======== Records to process
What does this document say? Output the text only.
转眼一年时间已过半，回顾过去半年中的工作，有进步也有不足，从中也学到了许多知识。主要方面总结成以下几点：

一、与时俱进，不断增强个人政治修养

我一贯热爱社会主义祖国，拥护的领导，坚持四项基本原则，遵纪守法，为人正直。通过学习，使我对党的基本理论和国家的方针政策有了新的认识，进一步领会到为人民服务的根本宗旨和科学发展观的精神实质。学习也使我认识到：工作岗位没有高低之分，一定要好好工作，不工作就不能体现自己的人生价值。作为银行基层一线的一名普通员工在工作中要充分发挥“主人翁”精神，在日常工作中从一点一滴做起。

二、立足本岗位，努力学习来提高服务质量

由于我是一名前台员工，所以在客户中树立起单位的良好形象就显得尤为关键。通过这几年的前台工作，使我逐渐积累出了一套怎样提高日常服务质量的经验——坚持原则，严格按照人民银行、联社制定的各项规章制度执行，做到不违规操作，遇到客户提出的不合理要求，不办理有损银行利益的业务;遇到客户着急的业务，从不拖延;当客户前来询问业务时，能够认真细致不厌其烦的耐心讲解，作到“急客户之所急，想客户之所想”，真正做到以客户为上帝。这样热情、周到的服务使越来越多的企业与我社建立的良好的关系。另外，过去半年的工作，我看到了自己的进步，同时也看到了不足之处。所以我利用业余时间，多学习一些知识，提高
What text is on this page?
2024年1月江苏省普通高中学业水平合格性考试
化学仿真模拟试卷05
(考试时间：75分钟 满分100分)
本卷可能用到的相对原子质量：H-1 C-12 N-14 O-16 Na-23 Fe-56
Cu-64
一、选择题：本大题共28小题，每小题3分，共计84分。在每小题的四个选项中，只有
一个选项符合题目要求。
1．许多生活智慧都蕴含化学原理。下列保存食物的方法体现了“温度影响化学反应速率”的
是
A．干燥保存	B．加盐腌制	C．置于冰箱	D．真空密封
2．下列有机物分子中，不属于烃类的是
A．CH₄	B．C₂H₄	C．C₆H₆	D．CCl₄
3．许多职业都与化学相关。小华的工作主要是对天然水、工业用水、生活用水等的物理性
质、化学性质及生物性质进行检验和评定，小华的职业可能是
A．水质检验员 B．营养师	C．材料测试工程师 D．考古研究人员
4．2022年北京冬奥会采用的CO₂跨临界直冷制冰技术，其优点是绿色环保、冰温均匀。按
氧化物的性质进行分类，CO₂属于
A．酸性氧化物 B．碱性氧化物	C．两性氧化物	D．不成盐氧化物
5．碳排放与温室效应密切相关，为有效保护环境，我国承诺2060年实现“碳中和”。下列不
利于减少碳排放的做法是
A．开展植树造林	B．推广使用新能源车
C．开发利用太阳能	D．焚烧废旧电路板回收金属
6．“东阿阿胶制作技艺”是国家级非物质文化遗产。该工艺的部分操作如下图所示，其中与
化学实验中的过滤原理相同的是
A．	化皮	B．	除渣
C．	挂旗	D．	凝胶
================
*Set task*.
Scan the listing above for the word "this" and copy every line that holds it.

*Reply*.
What does this document say? Output the text only.
What text is on this page?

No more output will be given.